**Stated exercise:** Please reproduce the following lines exactly as they appear, keeping every character unchanged.

[Spatial annotation records]
==========

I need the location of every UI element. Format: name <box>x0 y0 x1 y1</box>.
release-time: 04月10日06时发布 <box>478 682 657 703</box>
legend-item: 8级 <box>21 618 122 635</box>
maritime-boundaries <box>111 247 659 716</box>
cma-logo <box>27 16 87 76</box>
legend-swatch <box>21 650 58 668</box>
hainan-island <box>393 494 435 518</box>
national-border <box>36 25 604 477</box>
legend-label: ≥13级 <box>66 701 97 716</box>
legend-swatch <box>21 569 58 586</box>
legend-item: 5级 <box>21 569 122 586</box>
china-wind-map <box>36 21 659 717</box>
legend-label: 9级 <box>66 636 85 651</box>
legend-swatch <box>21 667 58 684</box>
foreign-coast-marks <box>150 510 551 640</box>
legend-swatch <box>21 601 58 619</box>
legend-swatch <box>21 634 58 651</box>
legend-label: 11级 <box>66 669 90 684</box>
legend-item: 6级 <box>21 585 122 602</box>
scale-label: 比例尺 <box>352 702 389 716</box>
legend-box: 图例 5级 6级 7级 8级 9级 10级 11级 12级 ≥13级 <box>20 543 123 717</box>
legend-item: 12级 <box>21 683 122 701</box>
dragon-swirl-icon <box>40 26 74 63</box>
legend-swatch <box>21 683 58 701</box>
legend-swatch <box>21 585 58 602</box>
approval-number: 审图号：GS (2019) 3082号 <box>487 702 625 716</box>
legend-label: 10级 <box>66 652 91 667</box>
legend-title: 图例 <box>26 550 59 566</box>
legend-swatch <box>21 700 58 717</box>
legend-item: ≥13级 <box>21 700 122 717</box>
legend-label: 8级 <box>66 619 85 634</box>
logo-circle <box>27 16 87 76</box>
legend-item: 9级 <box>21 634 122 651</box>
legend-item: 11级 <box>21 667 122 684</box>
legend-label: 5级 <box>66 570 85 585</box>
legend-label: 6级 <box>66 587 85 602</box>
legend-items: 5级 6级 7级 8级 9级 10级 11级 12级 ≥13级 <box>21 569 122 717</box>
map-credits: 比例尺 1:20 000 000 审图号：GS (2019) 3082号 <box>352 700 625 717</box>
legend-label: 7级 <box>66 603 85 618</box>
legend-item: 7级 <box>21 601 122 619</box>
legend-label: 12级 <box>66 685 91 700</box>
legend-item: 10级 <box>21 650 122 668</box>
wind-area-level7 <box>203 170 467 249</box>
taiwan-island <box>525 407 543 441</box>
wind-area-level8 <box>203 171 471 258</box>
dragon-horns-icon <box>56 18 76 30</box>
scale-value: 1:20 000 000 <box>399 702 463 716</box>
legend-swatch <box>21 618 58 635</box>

==========

**Result:**
I need the location of every UI element. Format: name <box>x0 y0 x1 y1</box>.
release-time: 04月10日06时发布 <box>478 682 657 703</box>
legend-item: 8级 <box>21 618 122 635</box>
maritime-boundaries <box>111 247 659 716</box>
cma-logo <box>27 16 87 76</box>
legend-swatch <box>21 650 58 668</box>
hainan-island <box>393 494 435 518</box>
national-border <box>36 25 604 477</box>
legend-label: ≥13级 <box>66 701 97 716</box>
legend-swatch <box>21 569 58 586</box>
legend-item: 5级 <box>21 569 122 586</box>
china-wind-map <box>36 21 659 717</box>
legend-label: 9级 <box>66 636 85 651</box>
legend-swatch <box>21 667 58 684</box>
foreign-coast-marks <box>150 510 551 640</box>
legend-swatch <box>21 601 58 619</box>
legend-swatch <box>21 634 58 651</box>
legend-label: 11级 <box>66 669 90 684</box>
legend-item: 6级 <box>21 585 122 602</box>
scale-label: 比例尺 <box>352 702 389 716</box>
legend-box: 图例 5级 6级 7级 8级 9级 10级 11级 12级 ≥13级 <box>20 543 123 717</box>
legend-item: 12级 <box>21 683 122 701</box>
dragon-swirl-icon <box>40 26 74 63</box>
legend-swatch <box>21 683 58 701</box>
legend-swatch <box>21 585 58 602</box>
approval-number: 审图号：GS (2019) 3082号 <box>487 702 625 716</box>
legend-label: 10级 <box>66 652 91 667</box>
legend-title: 图例 <box>26 550 59 566</box>
legend-swatch <box>21 700 58 717</box>
legend-item: ≥13级 <box>21 700 122 717</box>
legend-label: 8级 <box>66 619 85 634</box>
logo-circle <box>27 16 87 76</box>
legend-item: 9级 <box>21 634 122 651</box>
legend-item: 11级 <box>21 667 122 684</box>
legend-label: 5级 <box>66 570 85 585</box>
legend-label: 6级 <box>66 587 85 602</box>
legend-items: 5级 6级 7级 8级 9级 10级 11级 12级 ≥13级 <box>21 569 122 717</box>
map-credits: 比例尺 1:20 000 000 审图号：GS (2019) 3082号 <box>352 700 625 717</box>
legend-label: 7级 <box>66 603 85 618</box>
legend-item: 7级 <box>21 601 122 619</box>
legend-label: 12级 <box>66 685 91 700</box>
legend-item: 10级 <box>21 650 122 668</box>
wind-area-level7 <box>203 170 467 249</box>
taiwan-island <box>525 407 543 441</box>
wind-area-level8 <box>203 171 471 258</box>
dragon-horns-icon <box>56 18 76 30</box>
scale-value: 1:20 000 000 <box>399 702 463 716</box>
legend-swatch <box>21 618 58 635</box>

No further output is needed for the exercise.